#### [Material for this exercise]
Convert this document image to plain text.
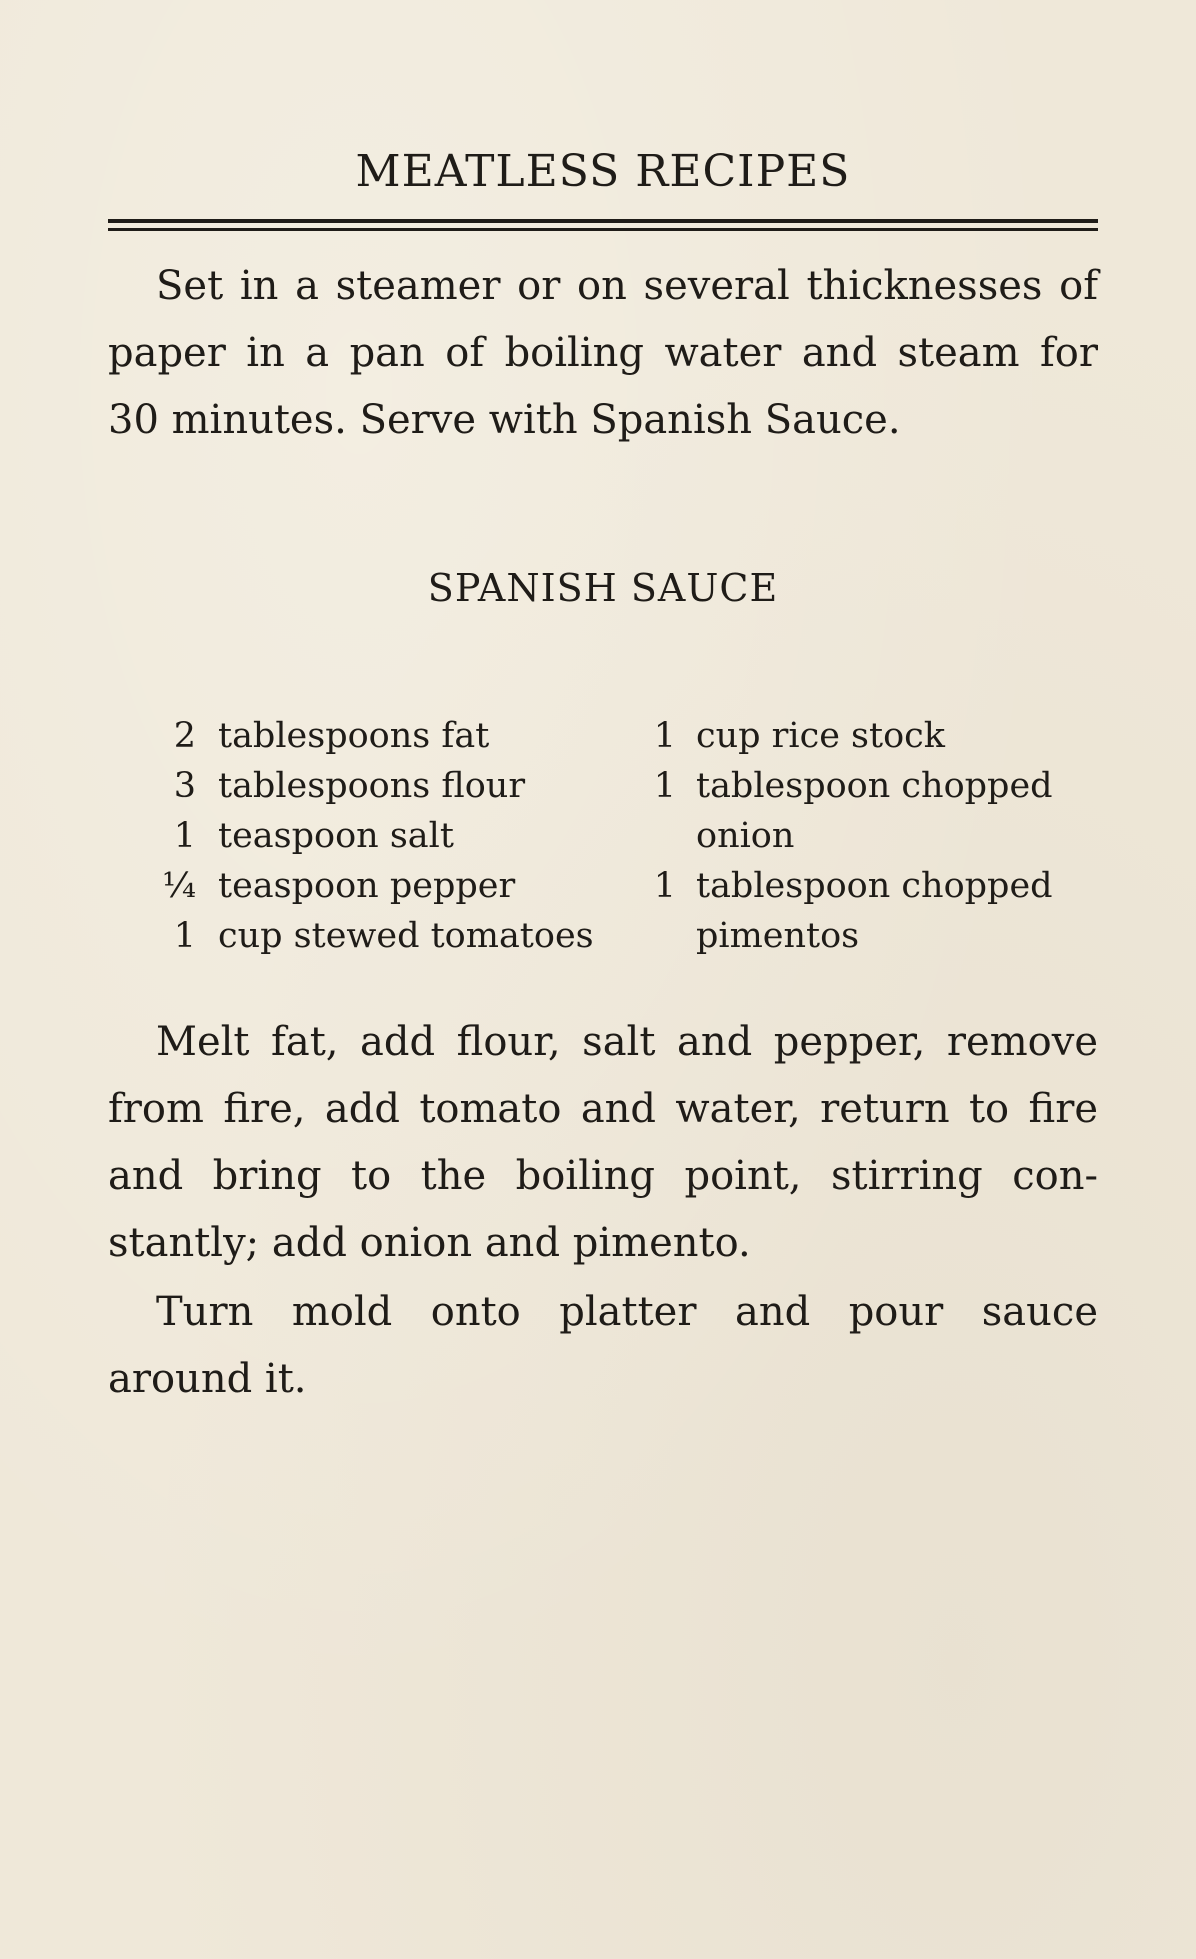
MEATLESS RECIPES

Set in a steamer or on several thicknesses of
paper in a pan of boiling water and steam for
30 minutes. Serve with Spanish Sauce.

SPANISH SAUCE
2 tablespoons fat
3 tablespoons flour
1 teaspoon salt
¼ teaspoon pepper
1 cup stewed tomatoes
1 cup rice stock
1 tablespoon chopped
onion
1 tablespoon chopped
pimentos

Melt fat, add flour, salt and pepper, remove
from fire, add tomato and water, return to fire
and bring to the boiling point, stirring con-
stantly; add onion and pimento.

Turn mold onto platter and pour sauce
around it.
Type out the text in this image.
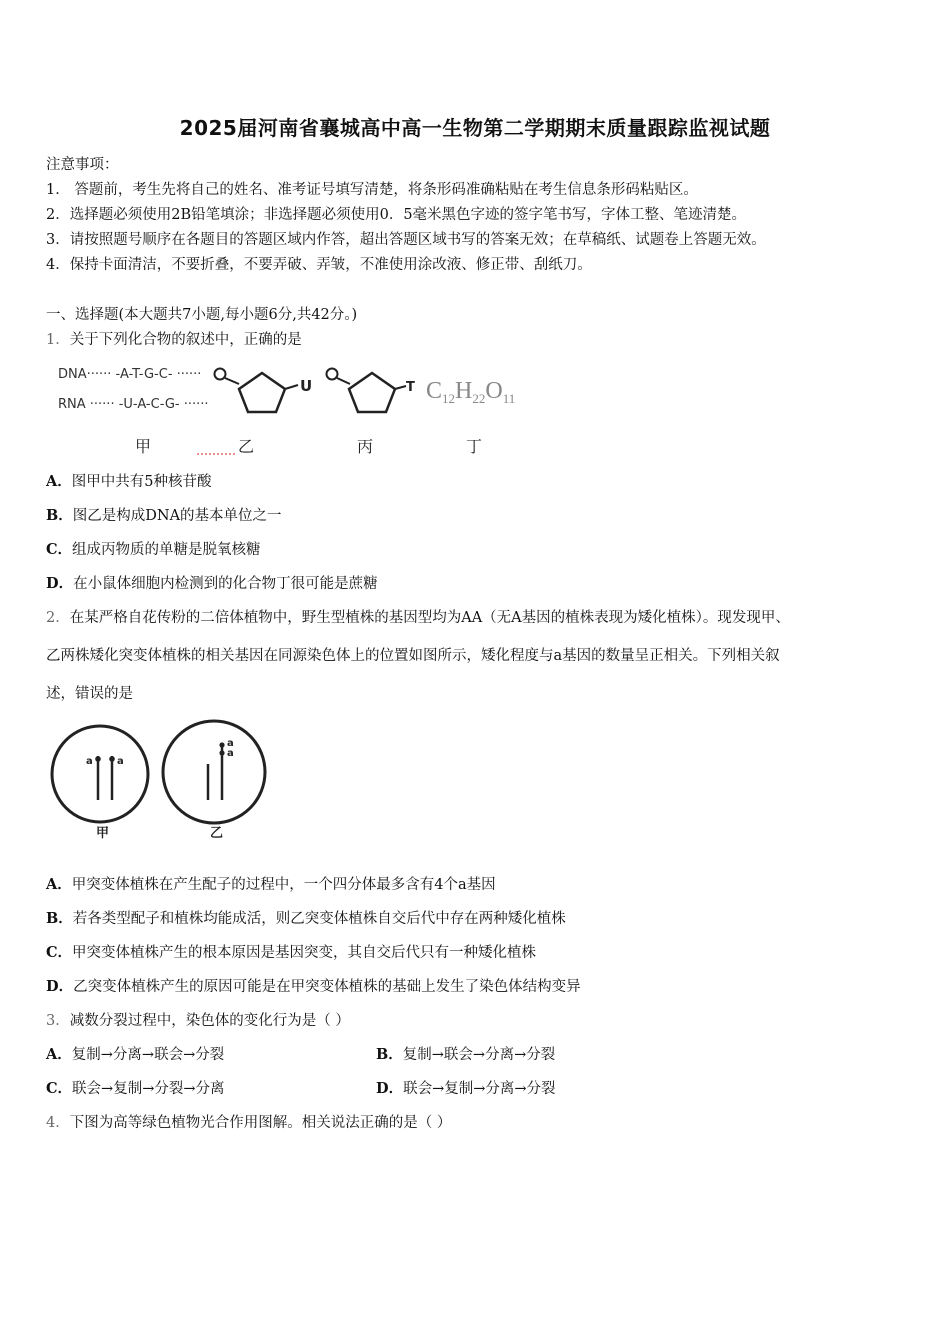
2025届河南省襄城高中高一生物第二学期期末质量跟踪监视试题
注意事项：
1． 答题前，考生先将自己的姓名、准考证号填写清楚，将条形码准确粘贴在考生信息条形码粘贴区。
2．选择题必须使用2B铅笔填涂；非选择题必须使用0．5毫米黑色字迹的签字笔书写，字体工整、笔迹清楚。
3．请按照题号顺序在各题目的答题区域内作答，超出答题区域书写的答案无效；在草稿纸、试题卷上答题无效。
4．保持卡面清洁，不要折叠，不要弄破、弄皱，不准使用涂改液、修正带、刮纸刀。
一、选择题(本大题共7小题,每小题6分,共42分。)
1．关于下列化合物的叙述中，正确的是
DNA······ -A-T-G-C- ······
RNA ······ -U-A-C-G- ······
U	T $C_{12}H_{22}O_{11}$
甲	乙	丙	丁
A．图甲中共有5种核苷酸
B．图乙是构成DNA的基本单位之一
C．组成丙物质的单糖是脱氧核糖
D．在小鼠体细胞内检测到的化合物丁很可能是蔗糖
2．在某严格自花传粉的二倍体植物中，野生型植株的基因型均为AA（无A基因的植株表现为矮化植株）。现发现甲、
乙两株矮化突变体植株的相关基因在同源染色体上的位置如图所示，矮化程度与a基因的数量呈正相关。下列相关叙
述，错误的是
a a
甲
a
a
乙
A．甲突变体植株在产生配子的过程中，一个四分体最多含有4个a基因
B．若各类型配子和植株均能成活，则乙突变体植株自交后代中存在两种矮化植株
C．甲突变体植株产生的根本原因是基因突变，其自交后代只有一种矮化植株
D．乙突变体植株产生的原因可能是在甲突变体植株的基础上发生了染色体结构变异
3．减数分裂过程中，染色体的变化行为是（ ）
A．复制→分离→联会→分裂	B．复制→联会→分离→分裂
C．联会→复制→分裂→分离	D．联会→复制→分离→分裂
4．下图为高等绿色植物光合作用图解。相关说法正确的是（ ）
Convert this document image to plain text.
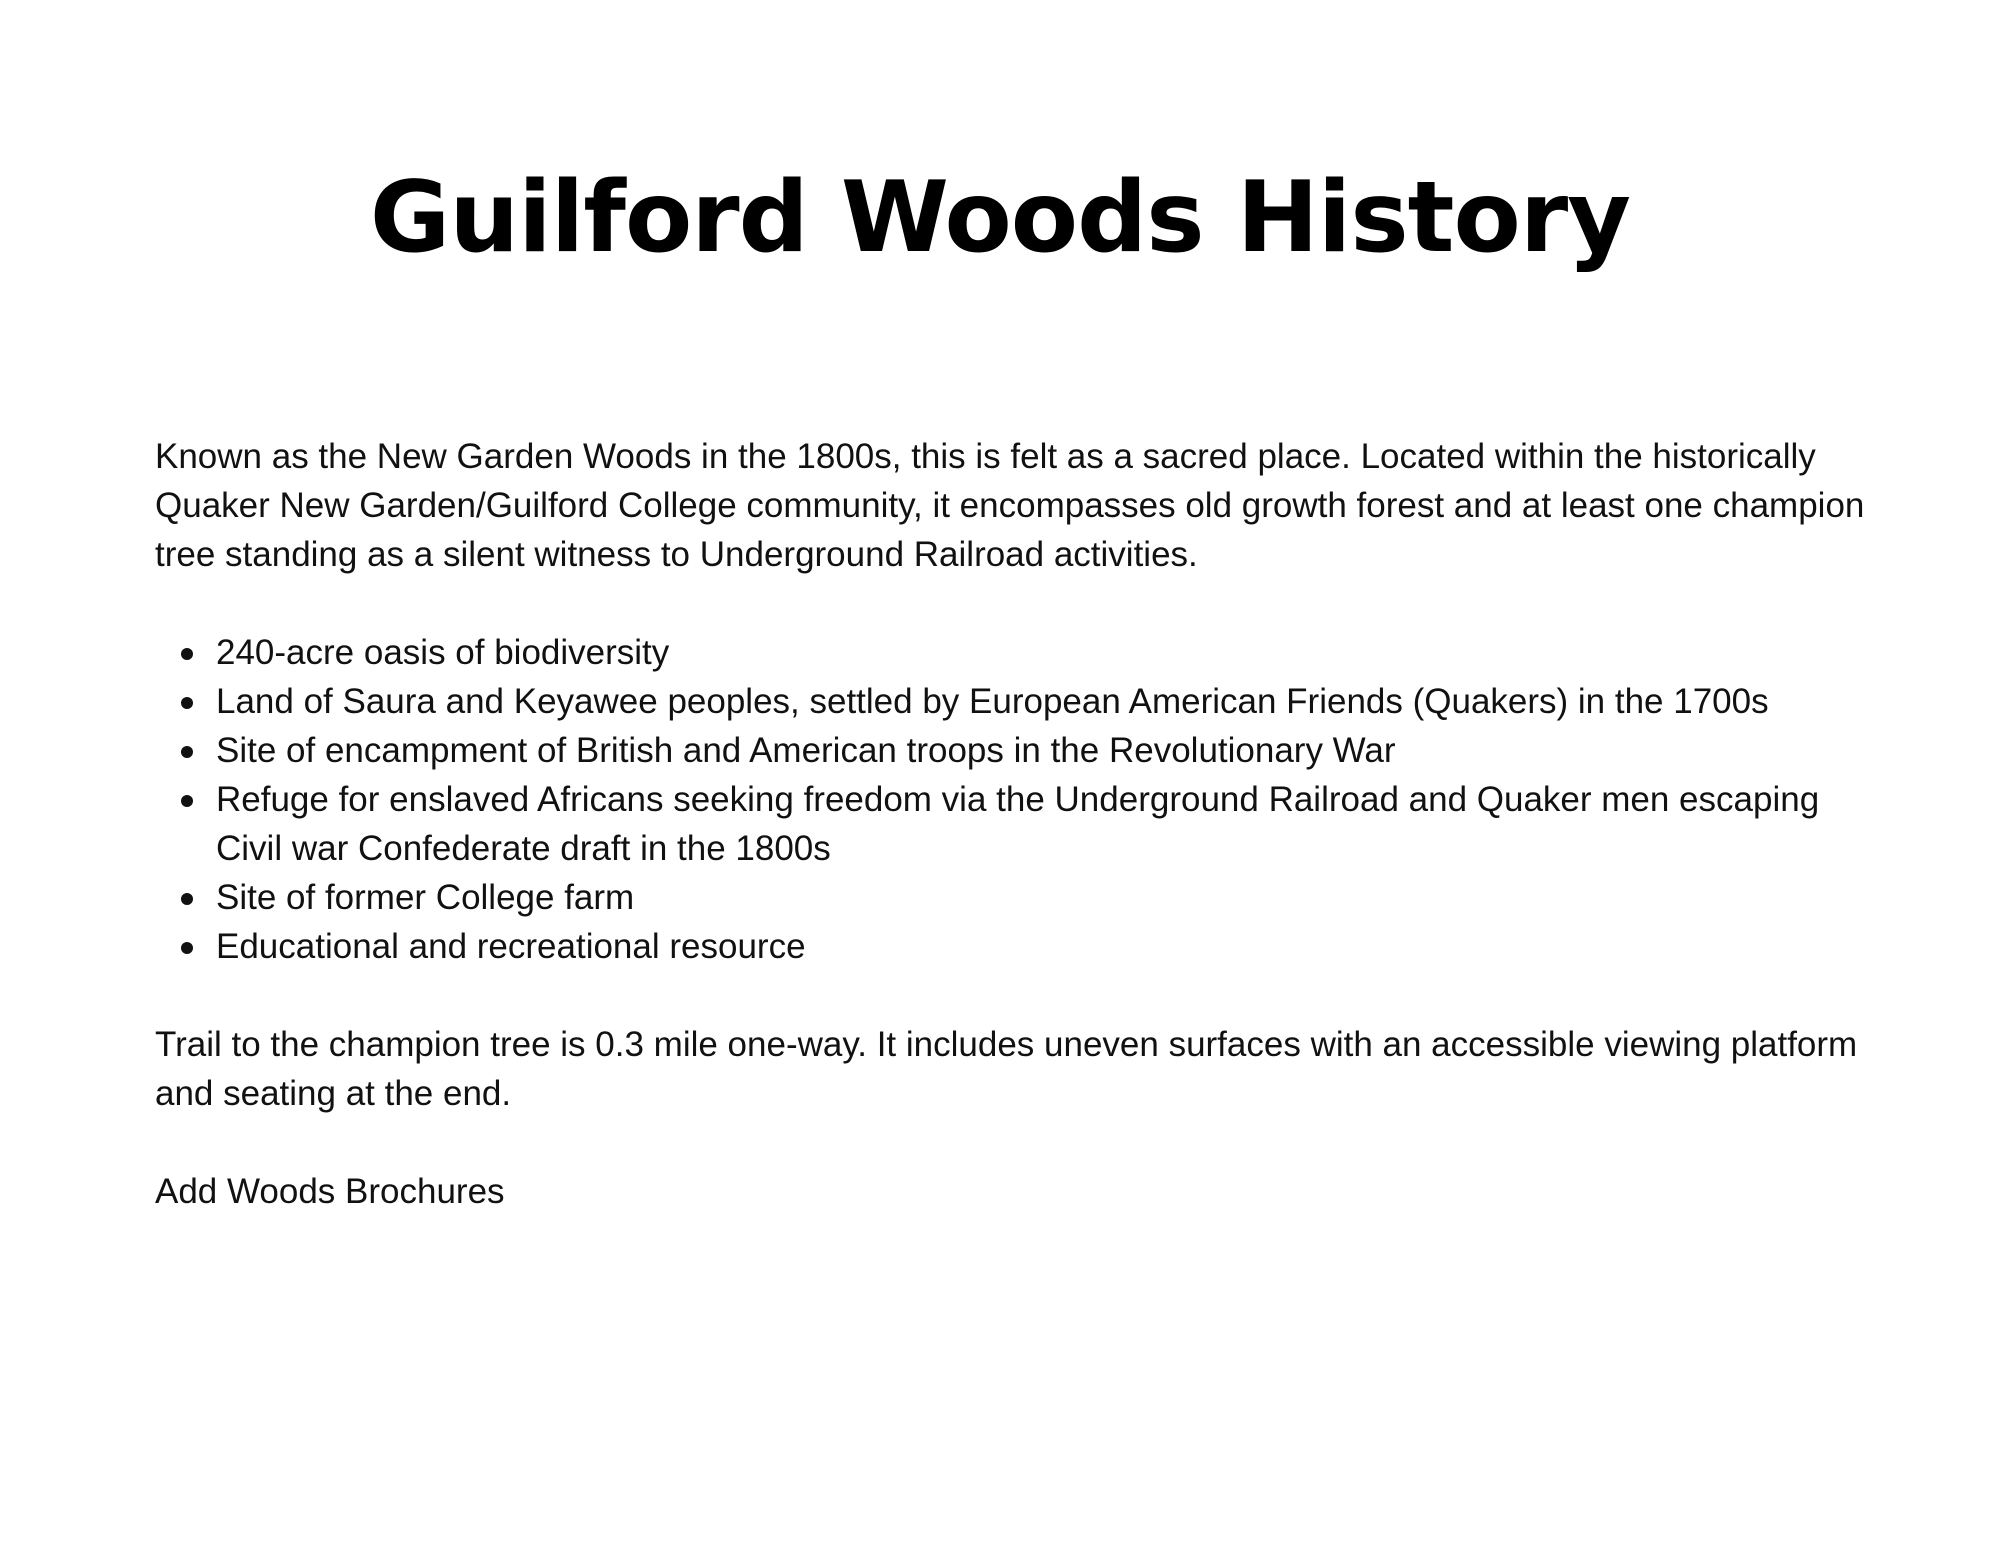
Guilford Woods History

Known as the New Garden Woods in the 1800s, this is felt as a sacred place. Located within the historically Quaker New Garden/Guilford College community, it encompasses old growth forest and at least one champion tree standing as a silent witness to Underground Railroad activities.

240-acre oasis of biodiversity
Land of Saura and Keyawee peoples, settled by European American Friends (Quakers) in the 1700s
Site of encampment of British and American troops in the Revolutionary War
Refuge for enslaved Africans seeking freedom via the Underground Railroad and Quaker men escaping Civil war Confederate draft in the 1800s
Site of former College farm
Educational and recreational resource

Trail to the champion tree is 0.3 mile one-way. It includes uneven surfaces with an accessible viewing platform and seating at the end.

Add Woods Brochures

#### [What the task requires]
Transcribe all of the entries word for word, but skip any pictures they contain.

#### [The reply]
Convert this document image to plain text.
MEATLESS RECIPES

Set in a steamer or on several thicknesses of
paper in a pan of boiling water and steam for
30 minutes. Serve with Spanish Sauce.

SPANISH SAUCE
2 tablespoons fat
3 tablespoons flour
1 teaspoon salt
¼ teaspoon pepper
1 cup stewed tomatoes
1 cup rice stock
1 tablespoon chopped
onion
1 tablespoon chopped
pimentos

Melt fat, add flour, salt and pepper, remove
from fire, add tomato and water, return to fire
and bring to the boiling point, stirring con-
stantly; add onion and pimento.

Turn mold onto platter and pour sauce
around it.
Type out the text in this image.
2025届河南省襄城高中高一生物第二学期期末质量跟踪监视试题
注意事项：
1． 答题前，考生先将自己的姓名、准考证号填写清楚，将条形码准确粘贴在考生信息条形码粘贴区。
2．选择题必须使用2B铅笔填涂；非选择题必须使用0．5毫米黑色字迹的签字笔书写，字体工整、笔迹清楚。
3．请按照题号顺序在各题目的答题区域内作答，超出答题区域书写的答案无效；在草稿纸、试题卷上答题无效。
4．保持卡面清洁，不要折叠，不要弄破、弄皱，不准使用涂改液、修正带、刮纸刀。
一、选择题(本大题共7小题,每小题6分,共42分。)
1．关于下列化合物的叙述中，正确的是
DNA······ -A-T-G-C- ······
RNA ······ -U-A-C-G- ······
U	T $C_{12}H_{22}O_{11}$
甲	乙	丙	丁
A．图甲中共有5种核苷酸
B．图乙是构成DNA的基本单位之一
C．组成丙物质的单糖是脱氧核糖
D．在小鼠体细胞内检测到的化合物丁很可能是蔗糖
2．在某严格自花传粉的二倍体植物中，野生型植株的基因型均为AA（无A基因的植株表现为矮化植株）。现发现甲、
乙两株矮化突变体植株的相关基因在同源染色体上的位置如图所示，矮化程度与a基因的数量呈正相关。下列相关叙
述，错误的是
a a
甲
a
a
乙
A．甲突变体植株在产生配子的过程中，一个四分体最多含有4个a基因
B．若各类型配子和植株均能成活，则乙突变体植株自交后代中存在两种矮化植株
C．甲突变体植株产生的根本原因是基因突变，其自交后代只有一种矮化植株
D．乙突变体植株产生的原因可能是在甲突变体植株的基础上发生了染色体结构变异
3．减数分裂过程中，染色体的变化行为是（ ）
A．复制→分离→联会→分裂	B．复制→联会→分离→分裂
C．联会→复制→分裂→分离	D．联会→复制→分离→分裂
4．下图为高等绿色植物光合作用图解。相关说法正确的是（ ）
Convert this document image to plain text.
Guilford Woods History

Known as the New Garden Woods in the 1800s, this is felt as a sacred place. Located within the historically Quaker New Garden/Guilford College community, it encompasses old growth forest and at least one champion tree standing as a silent witness to Underground Railroad activities.

240-acre oasis of biodiversity
Land of Saura and Keyawee peoples, settled by European American Friends (Quakers) in the 1700s
Site of encampment of British and American troops in the Revolutionary War
Refuge for enslaved Africans seeking freedom via the Underground Railroad and Quaker men escaping Civil war Confederate draft in the 1800s
Site of former College farm
Educational and recreational resource

Trail to the champion tree is 0.3 mile one-way. It includes uneven surfaces with an accessible viewing platform and seating at the end.

Add Woods Brochures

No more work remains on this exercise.